## WORK INSTRUCTIONS
Convert each line of the listing below into a string and present the result as a single JSON array, omitting any blank lines.

## INFORMATION SHOWN
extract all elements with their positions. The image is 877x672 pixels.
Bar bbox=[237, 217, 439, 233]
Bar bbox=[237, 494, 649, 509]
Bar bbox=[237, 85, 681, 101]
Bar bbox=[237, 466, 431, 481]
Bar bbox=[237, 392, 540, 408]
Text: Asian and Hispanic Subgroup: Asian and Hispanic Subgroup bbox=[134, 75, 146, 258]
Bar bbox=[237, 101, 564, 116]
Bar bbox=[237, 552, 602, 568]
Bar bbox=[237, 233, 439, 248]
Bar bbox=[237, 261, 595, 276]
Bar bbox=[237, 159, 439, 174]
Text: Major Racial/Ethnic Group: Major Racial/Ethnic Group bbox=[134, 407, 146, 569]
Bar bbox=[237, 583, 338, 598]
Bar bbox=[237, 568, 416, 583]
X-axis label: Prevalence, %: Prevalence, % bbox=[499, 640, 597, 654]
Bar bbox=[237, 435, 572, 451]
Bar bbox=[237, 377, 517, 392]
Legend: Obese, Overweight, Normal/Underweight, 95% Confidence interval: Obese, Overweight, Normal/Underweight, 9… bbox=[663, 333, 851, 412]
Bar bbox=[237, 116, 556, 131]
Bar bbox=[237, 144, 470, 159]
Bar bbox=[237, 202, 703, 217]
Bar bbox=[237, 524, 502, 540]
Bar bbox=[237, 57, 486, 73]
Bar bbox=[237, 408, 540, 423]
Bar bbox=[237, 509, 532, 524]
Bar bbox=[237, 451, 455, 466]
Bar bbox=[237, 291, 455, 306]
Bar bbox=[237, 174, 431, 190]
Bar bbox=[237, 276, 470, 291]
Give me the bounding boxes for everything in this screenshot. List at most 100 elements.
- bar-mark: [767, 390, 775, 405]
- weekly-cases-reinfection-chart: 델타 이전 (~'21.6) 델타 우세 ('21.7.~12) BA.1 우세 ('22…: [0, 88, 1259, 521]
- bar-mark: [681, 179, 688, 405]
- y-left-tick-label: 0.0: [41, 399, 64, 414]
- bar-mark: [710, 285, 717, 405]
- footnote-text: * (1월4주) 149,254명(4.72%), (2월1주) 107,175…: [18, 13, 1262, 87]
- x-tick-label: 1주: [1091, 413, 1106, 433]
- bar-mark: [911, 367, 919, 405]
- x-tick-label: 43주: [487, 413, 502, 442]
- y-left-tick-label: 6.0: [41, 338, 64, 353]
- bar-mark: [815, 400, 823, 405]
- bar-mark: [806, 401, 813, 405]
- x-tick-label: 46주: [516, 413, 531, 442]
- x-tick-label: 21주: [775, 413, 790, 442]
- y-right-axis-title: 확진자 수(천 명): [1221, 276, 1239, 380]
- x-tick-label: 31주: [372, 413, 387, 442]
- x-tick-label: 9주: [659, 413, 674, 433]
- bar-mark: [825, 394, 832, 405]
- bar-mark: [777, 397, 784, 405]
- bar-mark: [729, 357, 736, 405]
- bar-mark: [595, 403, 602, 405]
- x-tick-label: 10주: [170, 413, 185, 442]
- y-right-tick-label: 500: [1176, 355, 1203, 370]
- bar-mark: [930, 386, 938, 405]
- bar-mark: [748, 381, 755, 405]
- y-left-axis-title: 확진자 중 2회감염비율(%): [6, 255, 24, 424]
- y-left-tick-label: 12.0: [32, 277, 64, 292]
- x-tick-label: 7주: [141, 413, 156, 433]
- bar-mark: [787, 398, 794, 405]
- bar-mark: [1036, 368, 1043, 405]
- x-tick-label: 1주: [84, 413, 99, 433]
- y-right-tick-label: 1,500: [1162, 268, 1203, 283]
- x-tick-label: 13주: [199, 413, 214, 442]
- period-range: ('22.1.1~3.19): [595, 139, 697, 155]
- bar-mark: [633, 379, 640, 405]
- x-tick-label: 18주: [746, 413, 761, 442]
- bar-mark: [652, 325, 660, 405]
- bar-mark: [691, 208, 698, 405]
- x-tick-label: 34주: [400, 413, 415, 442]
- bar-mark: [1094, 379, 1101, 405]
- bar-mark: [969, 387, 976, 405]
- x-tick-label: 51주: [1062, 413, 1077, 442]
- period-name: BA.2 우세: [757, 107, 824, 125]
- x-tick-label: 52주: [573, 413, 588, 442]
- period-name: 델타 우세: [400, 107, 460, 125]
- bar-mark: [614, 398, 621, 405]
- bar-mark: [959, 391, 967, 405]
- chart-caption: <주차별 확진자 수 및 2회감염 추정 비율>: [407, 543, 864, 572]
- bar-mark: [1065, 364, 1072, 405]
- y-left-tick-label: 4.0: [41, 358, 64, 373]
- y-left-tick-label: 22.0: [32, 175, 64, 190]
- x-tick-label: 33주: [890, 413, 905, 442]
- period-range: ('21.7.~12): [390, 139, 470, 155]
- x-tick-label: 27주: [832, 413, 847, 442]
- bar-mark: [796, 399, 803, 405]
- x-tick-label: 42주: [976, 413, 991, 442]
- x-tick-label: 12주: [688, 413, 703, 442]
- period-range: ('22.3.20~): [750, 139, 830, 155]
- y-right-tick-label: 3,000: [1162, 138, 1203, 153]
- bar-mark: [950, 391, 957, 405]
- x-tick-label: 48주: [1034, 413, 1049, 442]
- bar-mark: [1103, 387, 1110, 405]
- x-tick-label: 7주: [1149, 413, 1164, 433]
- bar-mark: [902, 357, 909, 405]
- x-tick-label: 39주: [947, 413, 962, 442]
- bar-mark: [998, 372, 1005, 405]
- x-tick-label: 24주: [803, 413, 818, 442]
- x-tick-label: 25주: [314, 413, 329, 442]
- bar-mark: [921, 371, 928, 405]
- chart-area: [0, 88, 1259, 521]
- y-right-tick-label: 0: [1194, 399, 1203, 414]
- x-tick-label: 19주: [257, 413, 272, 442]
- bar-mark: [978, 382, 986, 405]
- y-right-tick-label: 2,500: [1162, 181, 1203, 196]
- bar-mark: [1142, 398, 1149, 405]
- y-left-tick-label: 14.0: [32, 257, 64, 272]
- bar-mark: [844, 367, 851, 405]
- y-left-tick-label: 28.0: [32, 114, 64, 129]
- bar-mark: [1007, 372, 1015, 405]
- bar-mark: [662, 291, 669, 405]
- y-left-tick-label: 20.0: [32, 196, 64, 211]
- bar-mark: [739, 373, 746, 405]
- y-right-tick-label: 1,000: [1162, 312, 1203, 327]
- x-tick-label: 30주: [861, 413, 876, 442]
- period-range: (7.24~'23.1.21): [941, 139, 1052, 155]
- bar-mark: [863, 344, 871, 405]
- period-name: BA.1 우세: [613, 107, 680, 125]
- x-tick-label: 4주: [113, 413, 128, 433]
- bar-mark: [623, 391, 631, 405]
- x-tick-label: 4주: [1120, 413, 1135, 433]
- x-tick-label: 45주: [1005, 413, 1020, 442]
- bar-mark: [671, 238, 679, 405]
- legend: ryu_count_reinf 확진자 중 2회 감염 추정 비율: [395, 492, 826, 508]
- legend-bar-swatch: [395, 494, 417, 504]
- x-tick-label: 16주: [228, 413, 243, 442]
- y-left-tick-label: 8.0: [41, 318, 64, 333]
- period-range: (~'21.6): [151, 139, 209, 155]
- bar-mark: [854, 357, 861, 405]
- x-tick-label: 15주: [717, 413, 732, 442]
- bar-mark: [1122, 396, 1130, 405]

## REPLY
[
  "extract all elements with their positions. The image is 877x672 pixels.",
  "Bar bbox=[237, 217, 439, 233]",
  "Bar bbox=[237, 494, 649, 509]",
  "Bar bbox=[237, 85, 681, 101]",
  "Bar bbox=[237, 466, 431, 481]",
  "Bar bbox=[237, 392, 540, 408]",
  "Text: Asian and Hispanic Subgroup: Asian and Hispanic Subgroup bbox=[134, 75, 146, 258]",
  "Bar bbox=[237, 101, 564, 116]",
  "Bar bbox=[237, 552, 602, 568]",
  "Bar bbox=[237, 233, 439, 248]",
  "Bar bbox=[237, 261, 595, 276]",
  "Bar bbox=[237, 159, 439, 174]",
  "Text: Major Racial/Ethnic Group: Major Racial/Ethnic Group bbox=[134, 407, 146, 569]",
  "Bar bbox=[237, 583, 338, 598]",
  "Bar bbox=[237, 568, 416, 583]",
  "X-axis label: Prevalence, %: Prevalence, % bbox=[499, 640, 597, 654]",
  "Bar bbox=[237, 435, 572, 451]",
  "Bar bbox=[237, 377, 517, 392]",
  "Legend: Obese, Overweight, Normal/Underweight, 95% Confidence interval: Obese, Overweight, Normal/Underweight, 9… bbox=[663, 333, 851, 412]",
  "Bar bbox=[237, 116, 556, 131]",
  "Bar bbox=[237, 144, 470, 159]",
  "Bar bbox=[237, 202, 703, 217]",
  "Bar bbox=[237, 524, 502, 540]",
  "Bar bbox=[237, 57, 486, 73]",
  "Bar bbox=[237, 408, 540, 423]",
  "Bar bbox=[237, 509, 532, 524]",
  "Bar bbox=[237, 451, 455, 466]",
  "Bar bbox=[237, 291, 455, 306]",
  "Bar bbox=[237, 174, 431, 190]",
  "Bar bbox=[237, 276, 470, 291]",
  "Give me the bounding boxes for everything in this screenshot. List at most 100 elements.",
  "- bar-mark: [767, 390, 775, 405]",
  "- weekly-cases-reinfection-chart: 델타 이전 (~'21.6) 델타 우세 ('21.7.~12) BA.1 우세 ('22…: [0, 88, 1259, 521]",
  "- bar-mark: [681, 179, 688, 405]",
  "- y-left-tick-label: 0.0: [41, 399, 64, 414]",
  "- bar-mark: [710, 285, 717, 405]",
  "- footnote-text: * (1월4주) 149,254명(4.72%), (2월1주) 107,175…: [18, 13, 1262, 87]",
  "- x-tick-label: 1주: [1091, 413, 1106, 433]",
  "- bar-mark: [911, 367, 919, 405]",
  "- x-tick-label: 43주: [487, 413, 502, 442]",
  "- y-left-tick-label: 6.0: [41, 338, 64, 353]",
  "- bar-mark: [815, 400, 823, 405]",
  "- bar-mark: [806, 401, 813, 405]",
  "- x-tick-label: 46주: [516, 413, 531, 442]",
  "- x-tick-label: 21주: [775, 413, 790, 442]",
  "- y-right-axis-title: 확진자 수(천 명): [1221, 276, 1239, 380]",
  "- x-tick-label: 31주: [372, 413, 387, 442]",
  "- x-tick-label: 9주: [659, 413, 674, 433]",
  "- bar-mark: [825, 394, 832, 405]",
  "- bar-mark: [777, 397, 784, 405]",
  "- bar-mark: [729, 357, 736, 405]",
  "- bar-mark: [595, 403, 602, 405]",
  "- x-tick-label: 10주: [170, 413, 185, 442]",
  "- y-right-tick-label: 500: [1176, 355, 1203, 370]",
  "- bar-mark: [930, 386, 938, 405]",
  "- bar-mark: [748, 381, 755, 405]",
  "- y-left-axis-title: 확진자 중 2회감염비율(%): [6, 255, 24, 424]",
  "- y-left-tick-label: 12.0: [32, 277, 64, 292]",
  "- x-tick-label: 7주: [141, 413, 156, 433]",
  "- bar-mark: [787, 398, 794, 405]",
  "- bar-mark: [1036, 368, 1043, 405]",
  "- x-tick-label: 1주: [84, 413, 99, 433]",
  "- y-right-tick-label: 1,500: [1162, 268, 1203, 283]",
  "- x-tick-label: 13주: [199, 413, 214, 442]",
  "- period-range: ('22.1.1~3.19): [595, 139, 697, 155]",
  "- bar-mark: [633, 379, 640, 405]",
  "- x-tick-label: 18주: [746, 413, 761, 442]",
  "- bar-mark: [652, 325, 660, 405]",
  "- bar-mark: [691, 208, 698, 405]",
  "- x-tick-label: 34주: [400, 413, 415, 442]",
  "- bar-mark: [1094, 379, 1101, 405]",
  "- bar-mark: [969, 387, 976, 405]",
  "- x-tick-label: 51주: [1062, 413, 1077, 442]",
  "- period-name: BA.2 우세: [757, 107, 824, 125]",
  "- x-tick-label: 52주: [573, 413, 588, 442]",
  "- period-name: 델타 우세: [400, 107, 460, 125]",
  "- bar-mark: [614, 398, 621, 405]",
  "- bar-mark: [959, 391, 967, 405]",
  "- chart-caption: <주차별 확진자 수 및 2회감염 추정 비율>: [407, 543, 864, 572]",
  "- bar-mark: [1065, 364, 1072, 405]",
  "- y-left-tick-label: 4.0: [41, 358, 64, 373]",
  "- y-left-tick-label: 22.0: [32, 175, 64, 190]",
  "- x-tick-label: 33주: [890, 413, 905, 442]",
  "- period-range: ('21.7.~12): [390, 139, 470, 155]",
  "- x-tick-label: 27주: [832, 413, 847, 442]",
  "- bar-mark: [796, 399, 803, 405]",
  "- x-tick-label: 42주: [976, 413, 991, 442]",
  "- x-tick-label: 12주: [688, 413, 703, 442]",
  "- period-range: ('22.3.20~): [750, 139, 830, 155]",
  "- y-right-tick-label: 3,000: [1162, 138, 1203, 153]",
  "- bar-mark: [950, 391, 957, 405]",
  "- x-tick-label: 48주: [1034, 413, 1049, 442]",
  "- bar-mark: [1103, 387, 1110, 405]",
  "- x-tick-label: 7주: [1149, 413, 1164, 433]",
  "- bar-mark: [902, 357, 909, 405]",
  "- x-tick-label: 39주: [947, 413, 962, 442]",
  "- bar-mark: [998, 372, 1005, 405]",
  "- x-tick-label: 24주: [803, 413, 818, 442]",
  "- x-tick-label: 25주: [314, 413, 329, 442]",
  "- bar-mark: [921, 371, 928, 405]",
  "- chart-area: [0, 88, 1259, 521]",
  "- y-right-tick-label: 0: [1194, 399, 1203, 414]",
  "- x-tick-label: 19주: [257, 413, 272, 442]",
  "- bar-mark: [978, 382, 986, 405]",
  "- y-right-tick-label: 2,500: [1162, 181, 1203, 196]",
  "- bar-mark: [1142, 398, 1149, 405]",
  "- y-left-tick-label: 14.0: [32, 257, 64, 272]",
  "- bar-mark: [844, 367, 851, 405]",
  "- y-left-tick-label: 28.0: [32, 114, 64, 129]",
  "- bar-mark: [1007, 372, 1015, 405]",
  "- bar-mark: [662, 291, 669, 405]",
  "- y-left-tick-label: 20.0: [32, 196, 64, 211]",
  "- bar-mark: [739, 373, 746, 405]",
  "- y-right-tick-label: 1,000: [1162, 312, 1203, 327]",
  "- x-tick-label: 30주: [861, 413, 876, 442]",
  "- period-range: (7.24~'23.1.21): [941, 139, 1052, 155]",
  "- bar-mark: [863, 344, 871, 405]",
  "- period-name: BA.1 우세: [613, 107, 680, 125]",
  "- x-tick-label: 4주: [113, 413, 128, 433]",
  "- bar-mark: [623, 391, 631, 405]",
  "- x-tick-label: 4주: [1120, 413, 1135, 433]",
  "- x-tick-label: 45주: [1005, 413, 1020, 442]",
  "- bar-mark: [671, 238, 679, 405]",
  "- legend: ryu_count_reinf 확진자 중 2회 감염 추정 비율: [395, 492, 826, 508]",
  "- legend-bar-swatch: [395, 494, 417, 504]",
  "- x-tick-label: 16주: [228, 413, 243, 442]",
  "- y-left-tick-label: 8.0: [41, 318, 64, 333]",
  "- period-range: (~'21.6): [151, 139, 209, 155]",
  "- bar-mark: [854, 357, 861, 405]",
  "- x-tick-label: 15주: [717, 413, 732, 442]",
  "- bar-mark: [1122, 396, 1130, 405]"
]